━━━━━ RECORDS FOR THIS TASK ━━━━━
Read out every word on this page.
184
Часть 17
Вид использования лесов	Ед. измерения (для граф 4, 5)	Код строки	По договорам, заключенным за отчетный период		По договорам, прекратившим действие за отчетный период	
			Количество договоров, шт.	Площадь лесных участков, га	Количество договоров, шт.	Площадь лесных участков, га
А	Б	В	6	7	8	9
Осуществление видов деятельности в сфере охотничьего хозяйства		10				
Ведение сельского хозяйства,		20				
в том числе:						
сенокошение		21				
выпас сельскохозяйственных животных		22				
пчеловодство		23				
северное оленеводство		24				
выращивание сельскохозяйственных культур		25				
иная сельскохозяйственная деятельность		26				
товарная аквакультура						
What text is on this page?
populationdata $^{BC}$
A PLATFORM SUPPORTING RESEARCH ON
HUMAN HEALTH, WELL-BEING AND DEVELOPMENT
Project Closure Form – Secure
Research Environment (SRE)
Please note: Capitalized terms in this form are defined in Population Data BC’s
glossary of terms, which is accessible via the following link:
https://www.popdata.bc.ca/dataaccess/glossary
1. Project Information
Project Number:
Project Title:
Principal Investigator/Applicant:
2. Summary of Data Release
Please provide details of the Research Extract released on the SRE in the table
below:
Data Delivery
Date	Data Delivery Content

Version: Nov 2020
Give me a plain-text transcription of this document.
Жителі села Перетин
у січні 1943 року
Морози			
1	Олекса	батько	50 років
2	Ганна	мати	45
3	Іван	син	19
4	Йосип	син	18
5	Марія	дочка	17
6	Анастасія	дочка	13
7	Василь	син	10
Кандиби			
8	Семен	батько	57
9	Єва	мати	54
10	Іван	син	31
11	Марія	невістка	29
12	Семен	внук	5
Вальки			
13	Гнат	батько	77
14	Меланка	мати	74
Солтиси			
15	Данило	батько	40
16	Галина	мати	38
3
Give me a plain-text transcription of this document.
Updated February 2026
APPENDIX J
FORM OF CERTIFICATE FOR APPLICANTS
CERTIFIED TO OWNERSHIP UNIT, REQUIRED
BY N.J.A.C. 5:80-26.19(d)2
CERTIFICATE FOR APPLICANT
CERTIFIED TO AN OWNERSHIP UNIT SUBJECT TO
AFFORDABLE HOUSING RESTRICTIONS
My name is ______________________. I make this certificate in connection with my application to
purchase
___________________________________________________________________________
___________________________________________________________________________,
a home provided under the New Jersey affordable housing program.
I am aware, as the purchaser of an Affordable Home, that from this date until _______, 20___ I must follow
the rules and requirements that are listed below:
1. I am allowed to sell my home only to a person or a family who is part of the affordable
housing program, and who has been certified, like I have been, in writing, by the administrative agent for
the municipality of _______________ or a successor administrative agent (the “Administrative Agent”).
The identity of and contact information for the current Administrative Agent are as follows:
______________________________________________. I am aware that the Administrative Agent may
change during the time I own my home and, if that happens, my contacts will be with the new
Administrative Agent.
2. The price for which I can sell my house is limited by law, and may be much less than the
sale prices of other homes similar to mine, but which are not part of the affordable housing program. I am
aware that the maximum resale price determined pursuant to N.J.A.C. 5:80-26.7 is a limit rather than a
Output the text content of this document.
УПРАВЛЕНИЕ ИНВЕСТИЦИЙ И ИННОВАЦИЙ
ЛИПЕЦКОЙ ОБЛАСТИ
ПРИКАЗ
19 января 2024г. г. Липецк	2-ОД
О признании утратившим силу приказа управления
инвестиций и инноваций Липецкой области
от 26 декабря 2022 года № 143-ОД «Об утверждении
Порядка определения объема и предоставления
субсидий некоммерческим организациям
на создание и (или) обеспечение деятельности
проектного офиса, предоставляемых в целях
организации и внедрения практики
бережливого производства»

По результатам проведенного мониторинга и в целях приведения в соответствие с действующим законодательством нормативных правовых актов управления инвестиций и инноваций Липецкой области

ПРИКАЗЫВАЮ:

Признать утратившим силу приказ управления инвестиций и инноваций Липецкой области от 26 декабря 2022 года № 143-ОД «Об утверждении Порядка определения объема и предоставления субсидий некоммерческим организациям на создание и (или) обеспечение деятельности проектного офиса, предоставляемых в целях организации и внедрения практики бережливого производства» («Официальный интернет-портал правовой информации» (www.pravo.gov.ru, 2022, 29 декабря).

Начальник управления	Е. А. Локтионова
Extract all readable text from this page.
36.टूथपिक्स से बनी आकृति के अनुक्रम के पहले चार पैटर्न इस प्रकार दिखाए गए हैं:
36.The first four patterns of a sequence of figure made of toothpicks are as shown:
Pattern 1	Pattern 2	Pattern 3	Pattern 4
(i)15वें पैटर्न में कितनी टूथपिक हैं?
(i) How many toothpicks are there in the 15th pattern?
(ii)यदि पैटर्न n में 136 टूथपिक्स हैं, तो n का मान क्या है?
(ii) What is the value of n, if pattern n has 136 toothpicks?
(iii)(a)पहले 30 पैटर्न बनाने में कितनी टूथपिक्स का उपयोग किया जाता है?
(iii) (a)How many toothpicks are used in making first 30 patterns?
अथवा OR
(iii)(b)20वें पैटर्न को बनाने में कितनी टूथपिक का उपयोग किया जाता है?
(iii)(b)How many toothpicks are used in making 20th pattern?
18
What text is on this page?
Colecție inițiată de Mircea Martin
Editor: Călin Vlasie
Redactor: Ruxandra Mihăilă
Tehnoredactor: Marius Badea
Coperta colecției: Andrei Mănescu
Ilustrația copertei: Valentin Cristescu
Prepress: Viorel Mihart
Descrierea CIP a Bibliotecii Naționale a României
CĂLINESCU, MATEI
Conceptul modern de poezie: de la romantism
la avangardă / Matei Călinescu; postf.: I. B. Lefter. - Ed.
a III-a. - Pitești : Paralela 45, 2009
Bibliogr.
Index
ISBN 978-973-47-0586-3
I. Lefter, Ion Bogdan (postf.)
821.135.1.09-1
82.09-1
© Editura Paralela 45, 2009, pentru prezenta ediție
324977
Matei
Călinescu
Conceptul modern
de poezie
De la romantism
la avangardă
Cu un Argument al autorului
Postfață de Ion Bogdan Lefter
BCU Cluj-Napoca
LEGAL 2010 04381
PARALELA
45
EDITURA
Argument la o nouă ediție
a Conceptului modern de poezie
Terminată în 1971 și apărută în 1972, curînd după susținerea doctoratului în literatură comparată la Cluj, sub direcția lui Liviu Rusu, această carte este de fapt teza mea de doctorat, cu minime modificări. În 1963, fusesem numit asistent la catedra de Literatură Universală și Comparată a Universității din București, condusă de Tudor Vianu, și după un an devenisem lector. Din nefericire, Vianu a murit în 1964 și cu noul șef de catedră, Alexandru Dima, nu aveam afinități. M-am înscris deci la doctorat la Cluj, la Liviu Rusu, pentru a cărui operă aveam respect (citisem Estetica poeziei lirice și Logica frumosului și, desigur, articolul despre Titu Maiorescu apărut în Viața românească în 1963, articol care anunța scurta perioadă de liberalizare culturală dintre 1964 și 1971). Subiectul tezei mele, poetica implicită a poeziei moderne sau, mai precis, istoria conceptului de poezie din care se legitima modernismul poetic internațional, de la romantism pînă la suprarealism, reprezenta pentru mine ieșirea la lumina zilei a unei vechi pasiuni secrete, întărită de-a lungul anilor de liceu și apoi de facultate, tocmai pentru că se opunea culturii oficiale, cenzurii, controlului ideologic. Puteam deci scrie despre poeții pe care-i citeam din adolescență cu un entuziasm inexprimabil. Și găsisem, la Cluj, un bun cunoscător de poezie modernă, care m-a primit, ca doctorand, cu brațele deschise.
━━━━━
= GOAL =
Print all of the data exactly as it was given.

= OUTPUT BELOW =
Read out every word on this page.
184
Часть 17
Вид использования лесов	Ед. измерения (для граф 4, 5)	Код строки	По договорам, заключенным за отчетный период		По договорам, прекратившим действие за отчетный период	
			Количество договоров, шт.	Площадь лесных участков, га	Количество договоров, шт.	Площадь лесных участков, га
А	Б	В	6	7	8	9
Осуществление видов деятельности в сфере охотничьего хозяйства		10				
Ведение сельского хозяйства,		20				
в том числе:						
сенокошение		21				
выпас сельскохозяйственных животных		22				
пчеловодство		23				
северное оленеводство		24				
выращивание сельскохозяйственных культур		25				
иная сельскохозяйственная деятельность		26				
товарная аквакультура						
What text is on this page?
populationdata $^{BC}$
A PLATFORM SUPPORTING RESEARCH ON
HUMAN HEALTH, WELL-BEING AND DEVELOPMENT
Project Closure Form – Secure
Research Environment (SRE)
Please note: Capitalized terms in this form are defined in Population Data BC’s
glossary of terms, which is accessible via the following link:
https://www.popdata.bc.ca/dataaccess/glossary
1. Project Information
Project Number:
Project Title:
Principal Investigator/Applicant:
2. Summary of Data Release
Please provide details of the Research Extract released on the SRE in the table
below:
Data Delivery
Date	Data Delivery Content

Version: Nov 2020
Give me a plain-text transcription of this document.
Жителі села Перетин
у січні 1943 року
Морози			
1	Олекса	батько	50 років
2	Ганна	мати	45
3	Іван	син	19
4	Йосип	син	18
5	Марія	дочка	17
6	Анастасія	дочка	13
7	Василь	син	10
Кандиби			
8	Семен	батько	57
9	Єва	мати	54
10	Іван	син	31
11	Марія	невістка	29
12	Семен	внук	5
Вальки			
13	Гнат	батько	77
14	Меланка	мати	74
Солтиси			
15	Данило	батько	40
16	Галина	мати	38
3
Give me a plain-text transcription of this document.
Updated February 2026
APPENDIX J
FORM OF CERTIFICATE FOR APPLICANTS
CERTIFIED TO OWNERSHIP UNIT, REQUIRED
BY N.J.A.C. 5:80-26.19(d)2
CERTIFICATE FOR APPLICANT
CERTIFIED TO AN OWNERSHIP UNIT SUBJECT TO
AFFORDABLE HOUSING RESTRICTIONS
My name is ______________________. I make this certificate in connection with my application to
purchase
___________________________________________________________________________
___________________________________________________________________________,
a home provided under the New Jersey affordable housing program.
I am aware, as the purchaser of an Affordable Home, that from this date until _______, 20___ I must follow
the rules and requirements that are listed below:
1. I am allowed to sell my home only to a person or a family who is part of the affordable
housing program, and who has been certified, like I have been, in writing, by the administrative agent for
the municipality of _______________ or a successor administrative agent (the “Administrative Agent”).
The identity of and contact information for the current Administrative Agent are as follows:
______________________________________________. I am aware that the Administrative Agent may
change during the time I own my home and, if that happens, my contacts will be with the new
Administrative Agent.
2. The price for which I can sell my house is limited by law, and may be much less than the
sale prices of other homes similar to mine, but which are not part of the affordable housing program. I am
aware that the maximum resale price determined pursuant to N.J.A.C. 5:80-26.7 is a limit rather than a
Output the text content of this document.
УПРАВЛЕНИЕ ИНВЕСТИЦИЙ И ИННОВАЦИЙ
ЛИПЕЦКОЙ ОБЛАСТИ
ПРИКАЗ
19 января 2024г. г. Липецк	2-ОД
О признании утратившим силу приказа управления
инвестиций и инноваций Липецкой области
от 26 декабря 2022 года № 143-ОД «Об утверждении
Порядка определения объема и предоставления
субсидий некоммерческим организациям
на создание и (или) обеспечение деятельности
проектного офиса, предоставляемых в целях
организации и внедрения практики
бережливого производства»

По результатам проведенного мониторинга и в целях приведения в соответствие с действующим законодательством нормативных правовых актов управления инвестиций и инноваций Липецкой области

ПРИКАЗЫВАЮ:

Признать утратившим силу приказ управления инвестиций и инноваций Липецкой области от 26 декабря 2022 года № 143-ОД «Об утверждении Порядка определения объема и предоставления субсидий некоммерческим организациям на создание и (или) обеспечение деятельности проектного офиса, предоставляемых в целях организации и внедрения практики бережливого производства» («Официальный интернет-портал правовой информации» (www.pravo.gov.ru, 2022, 29 декабря).

Начальник управления	Е. А. Локтионова
Extract all readable text from this page.
36.टूथपिक्स से बनी आकृति के अनुक्रम के पहले चार पैटर्न इस प्रकार दिखाए गए हैं:
36.The first four patterns of a sequence of figure made of toothpicks are as shown:
Pattern 1	Pattern 2	Pattern 3	Pattern 4
(i)15वें पैटर्न में कितनी टूथपिक हैं?
(i) How many toothpicks are there in the 15th pattern?
(ii)यदि पैटर्न n में 136 टूथपिक्स हैं, तो n का मान क्या है?
(ii) What is the value of n, if pattern n has 136 toothpicks?
(iii)(a)पहले 30 पैटर्न बनाने में कितनी टूथपिक्स का उपयोग किया जाता है?
(iii) (a)How many toothpicks are used in making first 30 patterns?
अथवा OR
(iii)(b)20वें पैटर्न को बनाने में कितनी टूथपिक का उपयोग किया जाता है?
(iii)(b)How many toothpicks are used in making 20th pattern?
18
What text is on this page?
Colecție inițiată de Mircea Martin
Editor: Călin Vlasie
Redactor: Ruxandra Mihăilă
Tehnoredactor: Marius Badea
Coperta colecției: Andrei Mănescu
Ilustrația copertei: Valentin Cristescu
Prepress: Viorel Mihart
Descrierea CIP a Bibliotecii Naționale a României
CĂLINESCU, MATEI
Conceptul modern de poezie: de la romantism
la avangardă / Matei Călinescu; postf.: I. B. Lefter. - Ed.
a III-a. - Pitești : Paralela 45, 2009
Bibliogr.
Index
ISBN 978-973-47-0586-3
I. Lefter, Ion Bogdan (postf.)
821.135.1.09-1
82.09-1
© Editura Paralela 45, 2009, pentru prezenta ediție
324977
Matei
Călinescu
Conceptul modern
de poezie
De la romantism
la avangardă
Cu un Argument al autorului
Postfață de Ion Bogdan Lefter
BCU Cluj-Napoca
LEGAL 2010 04381
PARALELA
45
EDITURA
Argument la o nouă ediție
a Conceptului modern de poezie
Terminată în 1971 și apărută în 1972, curînd după susținerea doctoratului în literatură comparată la Cluj, sub direcția lui Liviu Rusu, această carte este de fapt teza mea de doctorat, cu minime modificări. În 1963, fusesem numit asistent la catedra de Literatură Universală și Comparată a Universității din București, condusă de Tudor Vianu, și după un an devenisem lector. Din nefericire, Vianu a murit în 1964 și cu noul șef de catedră, Alexandru Dima, nu aveam afinități. M-am înscris deci la doctorat la Cluj, la Liviu Rusu, pentru a cărui operă aveam respect (citisem Estetica poeziei lirice și Logica frumosului și, desigur, articolul despre Titu Maiorescu apărut în Viața românească în 1963, articol care anunța scurta perioadă de liberalizare culturală dintre 1964 și 1971). Subiectul tezei mele, poetica implicită a poeziei moderne sau, mai precis, istoria conceptului de poezie din care se legitima modernismul poetic internațional, de la romantism pînă la suprarealism, reprezenta pentru mine ieșirea la lumina zilei a unei vechi pasiuni secrete, întărită de-a lungul anilor de liceu și apoi de facultate, tocmai pentru că se opunea culturii oficiale, cenzurii, controlului ideologic. Puteam deci scrie despre poeții pe care-i citeam din adolescență cu un entuziasm inexprimabil. Și găsisem, la Cluj, un bun cunoscător de poezie modernă, care m-a primit, ca doctorand, cu brațele deschise.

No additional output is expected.